Reproduce the records below in full and without edits, omitting images.
## start RECORDS FOR PROCESSING
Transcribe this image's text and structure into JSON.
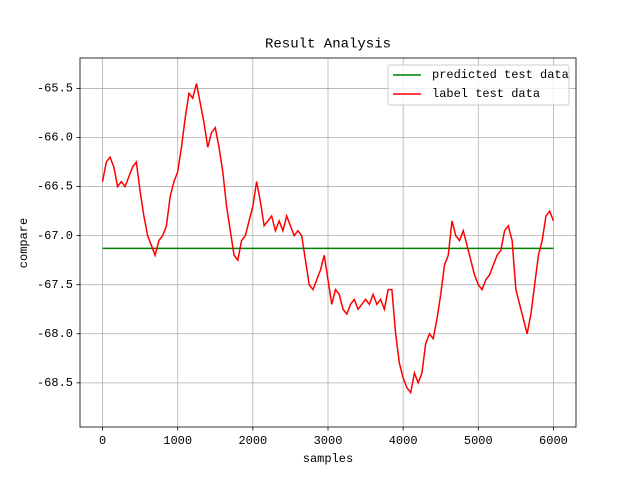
{
  "chart_data": {
    "type": "line",
    "title": "Result Analysis",
    "xlabel": "samples",
    "ylabel": "compare",
    "xlim": [
      -300,
      6300
    ],
    "ylim": [
      -68.95,
      -65.19
    ],
    "xticks": [
      0,
      1000,
      2000,
      3000,
      4000,
      5000,
      6000
    ],
    "yticks": [
      -65.5,
      {
        "value": -66.0,
        "label": "-66.0"
      },
      -66.5,
      {
        "value": -67.0,
        "label": "-67.0"
      },
      -67.5,
      {
        "value": -68.0,
        "label": "-68.0"
      },
      -68.5
    ],
    "grid": true,
    "legend": "upper right",
    "series": [
      {
        "name": "predicted test data",
        "color": "#008000",
        "x": [
          0,
          6000
        ],
        "values": [
          -67.13,
          -67.13
        ]
      },
      {
        "name": "label test data",
        "color": "#ff0000",
        "x": [
          0,
          50,
          100,
          150,
          200,
          250,
          300,
          350,
          400,
          450,
          500,
          550,
          600,
          650,
          700,
          750,
          800,
          850,
          900,
          950,
          1000,
          1050,
          1100,
          1150,
          1200,
          1250,
          1300,
          1350,
          1400,
          1450,
          1500,
          1550,
          1600,
          1650,
          1700,
          1750,
          1800,
          1850,
          1900,
          1950,
          2000,
          2050,
          2100,
          2150,
          2200,
          2250,
          2300,
          2350,
          2400,
          2450,
          2500,
          2550,
          2600,
          2650,
          2700,
          2750,
          2800,
          2850,
          2900,
          2950,
          3000,
          3050,
          3100,
          3150,
          3200,
          3250,
          3300,
          3350,
          3400,
          3450,
          3500,
          3550,
          3600,
          3650,
          3700,
          3750,
          3800,
          3850,
          3900,
          3950,
          4000,
          4050,
          4100,
          4150,
          4200,
          4250,
          4300,
          4350,
          4400,
          4450,
          4500,
          4550,
          4600,
          4650,
          4700,
          4750,
          4800,
          4850,
          4900,
          4950,
          5000,
          5050,
          5100,
          5150,
          5200,
          5250,
          5300,
          5350,
          5400,
          5450,
          5500,
          5550,
          5600,
          5650,
          5700,
          5750,
          5800,
          5850,
          5900,
          5950,
          6000
        ],
        "values": [
          -66.45,
          -66.25,
          -66.2,
          -66.3,
          -66.5,
          -66.45,
          -66.5,
          -66.4,
          -66.3,
          -66.25,
          -66.55,
          -66.8,
          -67.0,
          -67.1,
          -67.2,
          -67.05,
          -67.0,
          -66.9,
          -66.6,
          -66.45,
          -66.35,
          -66.1,
          -65.8,
          -65.55,
          -65.6,
          -65.45,
          -65.65,
          -65.85,
          -66.1,
          -65.95,
          -65.9,
          -66.1,
          -66.35,
          -66.7,
          -66.95,
          -67.2,
          -67.25,
          -67.05,
          -67.0,
          -66.85,
          -66.7,
          -66.45,
          -66.65,
          -66.9,
          -66.85,
          -66.8,
          -66.95,
          -66.85,
          -66.95,
          -66.8,
          -66.9,
          -67.0,
          -66.95,
          -67.0,
          -67.25,
          -67.5,
          -67.55,
          -67.45,
          -67.35,
          -67.2,
          -67.45,
          -67.7,
          -67.55,
          -67.6,
          -67.75,
          -67.8,
          -67.7,
          -67.65,
          -67.75,
          -67.7,
          -67.65,
          -67.7,
          -67.6,
          -67.7,
          -67.65,
          -67.75,
          -67.55,
          -67.55,
          -68.0,
          -68.3,
          -68.45,
          -68.55,
          -68.6,
          -68.4,
          -68.5,
          -68.4,
          -68.1,
          -68.0,
          -68.05,
          -67.85,
          -67.6,
          -67.3,
          -67.2,
          -66.85,
          -67.0,
          -67.05,
          -66.95,
          -67.1,
          -67.25,
          -67.4,
          -67.5,
          -67.55,
          -67.45,
          -67.4,
          -67.3,
          -67.2,
          -67.15,
          -66.95,
          -66.9,
          -67.05,
          -67.55,
          -67.7,
          -67.85,
          -68.0,
          -67.8,
          -67.5,
          -67.2,
          -67.05,
          -66.8,
          -66.75,
          -66.85
        ]
      }
    ]
  }
}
## end RECORDS FOR PROCESSING
*RESULT OF THE TASK*
Transcribe this image's text and structure into JSON.
{
  "chart_data": {
    "type": "line",
    "title": "Result Analysis",
    "xlabel": "samples",
    "ylabel": "compare",
    "xlim": [
      -300,
      6300
    ],
    "ylim": [
      -68.95,
      -65.19
    ],
    "xticks": [
      0,
      1000,
      2000,
      3000,
      4000,
      5000,
      6000
    ],
    "yticks": [
      -65.5,
      {
        "value": -66.0,
        "label": "-66.0"
      },
      -66.5,
      {
        "value": -67.0,
        "label": "-67.0"
      },
      -67.5,
      {
        "value": -68.0,
        "label": "-68.0"
      },
      -68.5
    ],
    "grid": true,
    "legend": "upper right",
    "series": [
      {
        "name": "predicted test data",
        "color": "#008000",
        "x": [
          0,
          6000
        ],
        "values": [
          -67.13,
          -67.13
        ]
      },
      {
        "name": "label test data",
        "color": "#ff0000",
        "x": [
          0,
          50,
          100,
          150,
          200,
          250,
          300,
          350,
          400,
          450,
          500,
          550,
          600,
          650,
          700,
          750,
          800,
          850,
          900,
          950,
          1000,
          1050,
          1100,
          1150,
          1200,
          1250,
          1300,
          1350,
          1400,
          1450,
          1500,
          1550,
          1600,
          1650,
          1700,
          1750,
          1800,
          1850,
          1900,
          1950,
          2000,
          2050,
          2100,
          2150,
          2200,
          2250,
          2300,
          2350,
          2400,
          2450,
          2500,
          2550,
          2600,
          2650,
          2700,
          2750,
          2800,
          2850,
          2900,
          2950,
          3000,
          3050,
          3100,
          3150,
          3200,
          3250,
          3300,
          3350,
          3400,
          3450,
          3500,
          3550,
          3600,
          3650,
          3700,
          3750,
          3800,
          3850,
          3900,
          3950,
          4000,
          4050,
          4100,
          4150,
          4200,
          4250,
          4300,
          4350,
          4400,
          4450,
          4500,
          4550,
          4600,
          4650,
          4700,
          4750,
          4800,
          4850,
          4900,
          4950,
          5000,
          5050,
          5100,
          5150,
          5200,
          5250,
          5300,
          5350,
          5400,
          5450,
          5500,
          5550,
          5600,
          5650,
          5700,
          5750,
          5800,
          5850,
          5900,
          5950,
          6000
        ],
        "values": [
          -66.45,
          -66.25,
          -66.2,
          -66.3,
          -66.5,
          -66.45,
          -66.5,
          -66.4,
          -66.3,
          -66.25,
          -66.55,
          -66.8,
          -67.0,
          -67.1,
          -67.2,
          -67.05,
          -67.0,
          -66.9,
          -66.6,
          -66.45,
          -66.35,
          -66.1,
          -65.8,
          -65.55,
          -65.6,
          -65.45,
          -65.65,
          -65.85,
          -66.1,
          -65.95,
          -65.9,
          -66.1,
          -66.35,
          -66.7,
          -66.95,
          -67.2,
          -67.25,
          -67.05,
          -67.0,
          -66.85,
          -66.7,
          -66.45,
          -66.65,
          -66.9,
          -66.85,
          -66.8,
          -66.95,
          -66.85,
          -66.95,
          -66.8,
          -66.9,
          -67.0,
          -66.95,
          -67.0,
          -67.25,
          -67.5,
          -67.55,
          -67.45,
          -67.35,
          -67.2,
          -67.45,
          -67.7,
          -67.55,
          -67.6,
          -67.75,
          -67.8,
          -67.7,
          -67.65,
          -67.75,
          -67.7,
          -67.65,
          -67.7,
          -67.6,
          -67.7,
          -67.65,
          -67.75,
          -67.55,
          -67.55,
          -68.0,
          -68.3,
          -68.45,
          -68.55,
          -68.6,
          -68.4,
          -68.5,
          -68.4,
          -68.1,
          -68.0,
          -68.05,
          -67.85,
          -67.6,
          -67.3,
          -67.2,
          -66.85,
          -67.0,
          -67.05,
          -66.95,
          -67.1,
          -67.25,
          -67.4,
          -67.5,
          -67.55,
          -67.45,
          -67.4,
          -67.3,
          -67.2,
          -67.15,
          -66.95,
          -66.9,
          -67.05,
          -67.55,
          -67.7,
          -67.85,
          -68.0,
          -67.8,
          -67.5,
          -67.2,
          -67.05,
          -66.8,
          -66.75,
          -66.85
        ]
      }
    ]
  }
}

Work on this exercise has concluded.